-- begin ENTRIES PROVIDED --

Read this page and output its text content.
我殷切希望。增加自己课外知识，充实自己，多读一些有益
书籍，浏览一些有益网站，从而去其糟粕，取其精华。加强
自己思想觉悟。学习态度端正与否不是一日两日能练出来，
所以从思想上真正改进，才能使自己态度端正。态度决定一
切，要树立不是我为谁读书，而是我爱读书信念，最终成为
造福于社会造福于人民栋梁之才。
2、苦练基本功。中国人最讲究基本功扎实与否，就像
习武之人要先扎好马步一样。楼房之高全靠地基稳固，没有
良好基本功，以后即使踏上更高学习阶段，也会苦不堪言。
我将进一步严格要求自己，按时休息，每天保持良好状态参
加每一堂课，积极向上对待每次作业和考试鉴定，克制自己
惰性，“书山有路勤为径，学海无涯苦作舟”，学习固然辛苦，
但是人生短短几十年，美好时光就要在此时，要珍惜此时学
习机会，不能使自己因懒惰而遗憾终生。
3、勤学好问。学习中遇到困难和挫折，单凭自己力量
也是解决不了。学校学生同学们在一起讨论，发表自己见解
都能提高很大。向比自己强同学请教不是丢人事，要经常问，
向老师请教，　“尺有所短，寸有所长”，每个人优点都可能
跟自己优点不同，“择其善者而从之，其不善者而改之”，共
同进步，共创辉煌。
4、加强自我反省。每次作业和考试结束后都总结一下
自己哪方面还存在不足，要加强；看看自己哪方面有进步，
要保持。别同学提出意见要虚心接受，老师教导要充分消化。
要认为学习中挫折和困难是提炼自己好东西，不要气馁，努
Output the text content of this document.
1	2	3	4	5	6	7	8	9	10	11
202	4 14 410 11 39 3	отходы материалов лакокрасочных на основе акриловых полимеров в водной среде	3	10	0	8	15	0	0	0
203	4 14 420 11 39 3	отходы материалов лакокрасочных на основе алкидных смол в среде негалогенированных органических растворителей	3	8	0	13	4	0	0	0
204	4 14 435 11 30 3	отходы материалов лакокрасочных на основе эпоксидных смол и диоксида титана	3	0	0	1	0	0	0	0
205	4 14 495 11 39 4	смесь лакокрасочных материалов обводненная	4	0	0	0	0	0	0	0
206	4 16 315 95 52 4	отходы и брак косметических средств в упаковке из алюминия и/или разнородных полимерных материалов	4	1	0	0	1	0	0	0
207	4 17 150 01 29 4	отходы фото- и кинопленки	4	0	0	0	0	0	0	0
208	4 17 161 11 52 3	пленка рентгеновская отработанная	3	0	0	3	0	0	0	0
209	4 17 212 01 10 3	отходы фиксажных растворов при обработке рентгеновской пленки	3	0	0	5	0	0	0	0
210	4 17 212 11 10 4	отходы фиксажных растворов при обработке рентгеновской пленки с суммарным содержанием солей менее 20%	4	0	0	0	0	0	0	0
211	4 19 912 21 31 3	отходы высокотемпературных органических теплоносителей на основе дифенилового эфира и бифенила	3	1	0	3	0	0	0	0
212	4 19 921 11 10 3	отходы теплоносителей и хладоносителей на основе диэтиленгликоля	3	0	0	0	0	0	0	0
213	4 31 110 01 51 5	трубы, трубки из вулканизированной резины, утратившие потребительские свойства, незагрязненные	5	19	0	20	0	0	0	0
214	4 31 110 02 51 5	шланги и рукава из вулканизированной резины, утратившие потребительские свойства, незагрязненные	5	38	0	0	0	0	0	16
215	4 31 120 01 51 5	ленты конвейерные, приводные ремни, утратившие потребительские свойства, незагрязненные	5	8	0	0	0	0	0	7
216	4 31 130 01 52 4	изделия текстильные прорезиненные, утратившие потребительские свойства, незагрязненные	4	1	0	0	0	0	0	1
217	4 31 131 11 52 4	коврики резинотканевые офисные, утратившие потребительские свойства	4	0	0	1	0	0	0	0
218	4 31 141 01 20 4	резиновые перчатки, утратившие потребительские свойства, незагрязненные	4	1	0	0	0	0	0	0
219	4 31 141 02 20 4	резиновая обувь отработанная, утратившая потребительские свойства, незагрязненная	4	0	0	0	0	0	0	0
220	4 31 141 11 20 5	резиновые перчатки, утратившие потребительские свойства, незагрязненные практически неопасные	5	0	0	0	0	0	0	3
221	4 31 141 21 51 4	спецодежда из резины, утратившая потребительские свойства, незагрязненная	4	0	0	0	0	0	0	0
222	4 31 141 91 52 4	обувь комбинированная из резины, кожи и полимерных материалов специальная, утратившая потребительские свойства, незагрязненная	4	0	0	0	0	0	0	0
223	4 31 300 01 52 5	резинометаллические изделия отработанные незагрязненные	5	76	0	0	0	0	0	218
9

-- end ENTRIES PROVIDED --

WHAT NEEDS TO BE DONE: Every record above should be output exactly.

RESULT:
Read this page and output its text content.
我殷切希望。增加自己课外知识，充实自己，多读一些有益
书籍，浏览一些有益网站，从而去其糟粕，取其精华。加强
自己思想觉悟。学习态度端正与否不是一日两日能练出来，
所以从思想上真正改进，才能使自己态度端正。态度决定一
切，要树立不是我为谁读书，而是我爱读书信念，最终成为
造福于社会造福于人民栋梁之才。
2、苦练基本功。中国人最讲究基本功扎实与否，就像
习武之人要先扎好马步一样。楼房之高全靠地基稳固，没有
良好基本功，以后即使踏上更高学习阶段，也会苦不堪言。
我将进一步严格要求自己，按时休息，每天保持良好状态参
加每一堂课，积极向上对待每次作业和考试鉴定，克制自己
惰性，“书山有路勤为径，学海无涯苦作舟”，学习固然辛苦，
但是人生短短几十年，美好时光就要在此时，要珍惜此时学
习机会，不能使自己因懒惰而遗憾终生。
3、勤学好问。学习中遇到困难和挫折，单凭自己力量
也是解决不了。学校学生同学们在一起讨论，发表自己见解
都能提高很大。向比自己强同学请教不是丢人事，要经常问，
向老师请教，　“尺有所短，寸有所长”，每个人优点都可能
跟自己优点不同，“择其善者而从之，其不善者而改之”，共
同进步，共创辉煌。
4、加强自我反省。每次作业和考试结束后都总结一下
自己哪方面还存在不足，要加强；看看自己哪方面有进步，
要保持。别同学提出意见要虚心接受，老师教导要充分消化。
要认为学习中挫折和困难是提炼自己好东西，不要气馁，努
Output the text content of this document.
1	2	3	4	5	6	7	8	9	10	11
202	4 14 410 11 39 3	отходы материалов лакокрасочных на основе акриловых полимеров в водной среде	3	10	0	8	15	0	0	0
203	4 14 420 11 39 3	отходы материалов лакокрасочных на основе алкидных смол в среде негалогенированных органических растворителей	3	8	0	13	4	0	0	0
204	4 14 435 11 30 3	отходы материалов лакокрасочных на основе эпоксидных смол и диоксида титана	3	0	0	1	0	0	0	0
205	4 14 495 11 39 4	смесь лакокрасочных материалов обводненная	4	0	0	0	0	0	0	0
206	4 16 315 95 52 4	отходы и брак косметических средств в упаковке из алюминия и/или разнородных полимерных материалов	4	1	0	0	1	0	0	0
207	4 17 150 01 29 4	отходы фото- и кинопленки	4	0	0	0	0	0	0	0
208	4 17 161 11 52 3	пленка рентгеновская отработанная	3	0	0	3	0	0	0	0
209	4 17 212 01 10 3	отходы фиксажных растворов при обработке рентгеновской пленки	3	0	0	5	0	0	0	0
210	4 17 212 11 10 4	отходы фиксажных растворов при обработке рентгеновской пленки с суммарным содержанием солей менее 20%	4	0	0	0	0	0	0	0
211	4 19 912 21 31 3	отходы высокотемпературных органических теплоносителей на основе дифенилового эфира и бифенила	3	1	0	3	0	0	0	0
212	4 19 921 11 10 3	отходы теплоносителей и хладоносителей на основе диэтиленгликоля	3	0	0	0	0	0	0	0
213	4 31 110 01 51 5	трубы, трубки из вулканизированной резины, утратившие потребительские свойства, незагрязненные	5	19	0	20	0	0	0	0
214	4 31 110 02 51 5	шланги и рукава из вулканизированной резины, утратившие потребительские свойства, незагрязненные	5	38	0	0	0	0	0	16
215	4 31 120 01 51 5	ленты конвейерные, приводные ремни, утратившие потребительские свойства, незагрязненные	5	8	0	0	0	0	0	7
216	4 31 130 01 52 4	изделия текстильные прорезиненные, утратившие потребительские свойства, незагрязненные	4	1	0	0	0	0	0	1
217	4 31 131 11 52 4	коврики резинотканевые офисные, утратившие потребительские свойства	4	0	0	1	0	0	0	0
218	4 31 141 01 20 4	резиновые перчатки, утратившие потребительские свойства, незагрязненные	4	1	0	0	0	0	0	0
219	4 31 141 02 20 4	резиновая обувь отработанная, утратившая потребительские свойства, незагрязненная	4	0	0	0	0	0	0	0
220	4 31 141 11 20 5	резиновые перчатки, утратившие потребительские свойства, незагрязненные практически неопасные	5	0	0	0	0	0	0	3
221	4 31 141 21 51 4	спецодежда из резины, утратившая потребительские свойства, незагрязненная	4	0	0	0	0	0	0	0
222	4 31 141 91 52 4	обувь комбинированная из резины, кожи и полимерных материалов специальная, утратившая потребительские свойства, незагрязненная	4	0	0	0	0	0	0	0
223	4 31 300 01 52 5	резинометаллические изделия отработанные незагрязненные	5	76	0	0	0	0	0	218
9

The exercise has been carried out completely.